▶ [THE TASK]
Look over the entries that follow and work out how many lines contain "this". State the number only.

▶ [ROWS]

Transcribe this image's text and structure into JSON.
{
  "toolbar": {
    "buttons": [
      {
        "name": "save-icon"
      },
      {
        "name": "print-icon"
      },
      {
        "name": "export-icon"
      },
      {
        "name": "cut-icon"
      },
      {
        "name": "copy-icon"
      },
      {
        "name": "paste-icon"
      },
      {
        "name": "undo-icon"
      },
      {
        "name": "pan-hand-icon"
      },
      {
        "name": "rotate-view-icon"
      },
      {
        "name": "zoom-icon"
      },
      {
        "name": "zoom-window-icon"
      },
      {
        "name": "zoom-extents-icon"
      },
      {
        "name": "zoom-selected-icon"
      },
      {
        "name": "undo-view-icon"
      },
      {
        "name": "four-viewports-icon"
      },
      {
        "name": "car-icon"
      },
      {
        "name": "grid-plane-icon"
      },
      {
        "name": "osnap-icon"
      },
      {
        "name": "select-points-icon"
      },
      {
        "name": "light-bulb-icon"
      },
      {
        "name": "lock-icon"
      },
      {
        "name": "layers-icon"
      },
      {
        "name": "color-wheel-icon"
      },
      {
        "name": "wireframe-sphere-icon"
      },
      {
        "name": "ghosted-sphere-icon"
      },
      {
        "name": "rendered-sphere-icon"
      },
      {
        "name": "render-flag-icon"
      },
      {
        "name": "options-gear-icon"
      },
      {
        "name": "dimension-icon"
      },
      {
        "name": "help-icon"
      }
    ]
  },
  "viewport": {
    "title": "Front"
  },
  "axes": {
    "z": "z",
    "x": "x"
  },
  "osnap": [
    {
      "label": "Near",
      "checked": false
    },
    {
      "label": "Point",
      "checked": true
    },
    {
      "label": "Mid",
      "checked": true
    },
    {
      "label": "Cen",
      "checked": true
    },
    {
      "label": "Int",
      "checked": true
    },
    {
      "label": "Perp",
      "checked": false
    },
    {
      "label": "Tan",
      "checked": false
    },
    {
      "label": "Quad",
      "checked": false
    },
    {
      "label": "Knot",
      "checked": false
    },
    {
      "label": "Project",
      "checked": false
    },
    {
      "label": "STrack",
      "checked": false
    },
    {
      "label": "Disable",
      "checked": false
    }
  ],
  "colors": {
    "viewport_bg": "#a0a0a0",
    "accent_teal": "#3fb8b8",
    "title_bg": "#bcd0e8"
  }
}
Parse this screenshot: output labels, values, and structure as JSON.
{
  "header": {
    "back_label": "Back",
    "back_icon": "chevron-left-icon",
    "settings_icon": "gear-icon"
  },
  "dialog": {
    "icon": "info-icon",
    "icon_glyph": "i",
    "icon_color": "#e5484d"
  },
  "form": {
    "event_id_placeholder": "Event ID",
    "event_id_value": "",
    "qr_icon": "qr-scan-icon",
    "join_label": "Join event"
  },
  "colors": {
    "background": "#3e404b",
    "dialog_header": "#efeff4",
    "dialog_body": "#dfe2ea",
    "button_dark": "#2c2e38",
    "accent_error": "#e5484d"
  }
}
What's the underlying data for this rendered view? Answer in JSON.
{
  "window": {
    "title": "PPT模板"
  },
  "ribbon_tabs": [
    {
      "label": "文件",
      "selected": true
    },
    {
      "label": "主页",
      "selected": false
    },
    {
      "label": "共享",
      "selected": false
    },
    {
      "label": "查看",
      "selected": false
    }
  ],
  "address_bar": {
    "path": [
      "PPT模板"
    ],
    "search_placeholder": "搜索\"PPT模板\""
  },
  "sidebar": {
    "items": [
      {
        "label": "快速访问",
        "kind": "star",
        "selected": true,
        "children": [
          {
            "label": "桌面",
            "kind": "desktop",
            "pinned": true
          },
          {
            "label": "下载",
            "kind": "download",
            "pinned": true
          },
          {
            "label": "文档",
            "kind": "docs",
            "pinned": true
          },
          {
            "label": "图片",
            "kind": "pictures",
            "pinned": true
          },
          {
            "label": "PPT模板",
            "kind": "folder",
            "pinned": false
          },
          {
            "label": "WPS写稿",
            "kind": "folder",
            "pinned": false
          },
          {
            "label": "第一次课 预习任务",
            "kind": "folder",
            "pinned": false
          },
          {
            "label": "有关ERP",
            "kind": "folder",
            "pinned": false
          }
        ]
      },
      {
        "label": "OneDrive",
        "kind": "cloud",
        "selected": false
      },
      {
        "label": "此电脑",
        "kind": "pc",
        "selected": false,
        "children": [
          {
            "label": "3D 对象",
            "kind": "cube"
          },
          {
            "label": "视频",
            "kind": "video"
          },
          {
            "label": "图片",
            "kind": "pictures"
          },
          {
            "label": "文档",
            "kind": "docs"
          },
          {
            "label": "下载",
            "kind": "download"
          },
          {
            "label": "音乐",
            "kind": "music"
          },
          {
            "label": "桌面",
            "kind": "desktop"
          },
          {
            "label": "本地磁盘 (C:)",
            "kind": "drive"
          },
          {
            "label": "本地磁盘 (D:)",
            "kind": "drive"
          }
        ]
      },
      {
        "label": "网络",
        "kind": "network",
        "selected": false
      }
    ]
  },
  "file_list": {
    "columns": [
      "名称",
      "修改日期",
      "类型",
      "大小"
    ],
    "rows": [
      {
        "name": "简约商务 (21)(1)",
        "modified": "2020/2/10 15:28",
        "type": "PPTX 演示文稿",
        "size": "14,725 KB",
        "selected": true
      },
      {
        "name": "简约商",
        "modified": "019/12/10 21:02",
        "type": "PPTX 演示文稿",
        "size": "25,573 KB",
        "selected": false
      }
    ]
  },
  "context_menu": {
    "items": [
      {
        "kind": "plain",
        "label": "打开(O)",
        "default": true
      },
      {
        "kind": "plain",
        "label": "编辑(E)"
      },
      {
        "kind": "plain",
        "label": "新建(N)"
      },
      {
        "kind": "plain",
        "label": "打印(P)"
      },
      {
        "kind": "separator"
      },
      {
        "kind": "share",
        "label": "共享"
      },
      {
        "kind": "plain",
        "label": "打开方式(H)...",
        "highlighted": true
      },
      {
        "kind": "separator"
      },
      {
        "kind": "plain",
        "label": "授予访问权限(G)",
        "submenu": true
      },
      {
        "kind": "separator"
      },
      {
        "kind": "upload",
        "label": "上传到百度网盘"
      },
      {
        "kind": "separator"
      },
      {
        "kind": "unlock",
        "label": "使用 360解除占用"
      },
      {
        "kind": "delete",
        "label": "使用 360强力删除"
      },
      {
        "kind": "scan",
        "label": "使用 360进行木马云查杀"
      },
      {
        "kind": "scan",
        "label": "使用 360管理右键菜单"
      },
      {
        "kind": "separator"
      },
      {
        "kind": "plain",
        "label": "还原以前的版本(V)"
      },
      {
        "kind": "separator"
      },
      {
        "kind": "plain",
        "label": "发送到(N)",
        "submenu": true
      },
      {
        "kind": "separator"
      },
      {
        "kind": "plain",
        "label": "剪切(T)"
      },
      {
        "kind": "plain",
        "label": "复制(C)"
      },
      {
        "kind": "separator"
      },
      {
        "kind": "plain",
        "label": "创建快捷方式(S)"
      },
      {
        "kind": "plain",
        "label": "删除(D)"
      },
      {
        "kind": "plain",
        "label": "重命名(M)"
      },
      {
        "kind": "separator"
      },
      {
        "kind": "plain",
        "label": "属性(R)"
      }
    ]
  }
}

▶ [REPLY]
3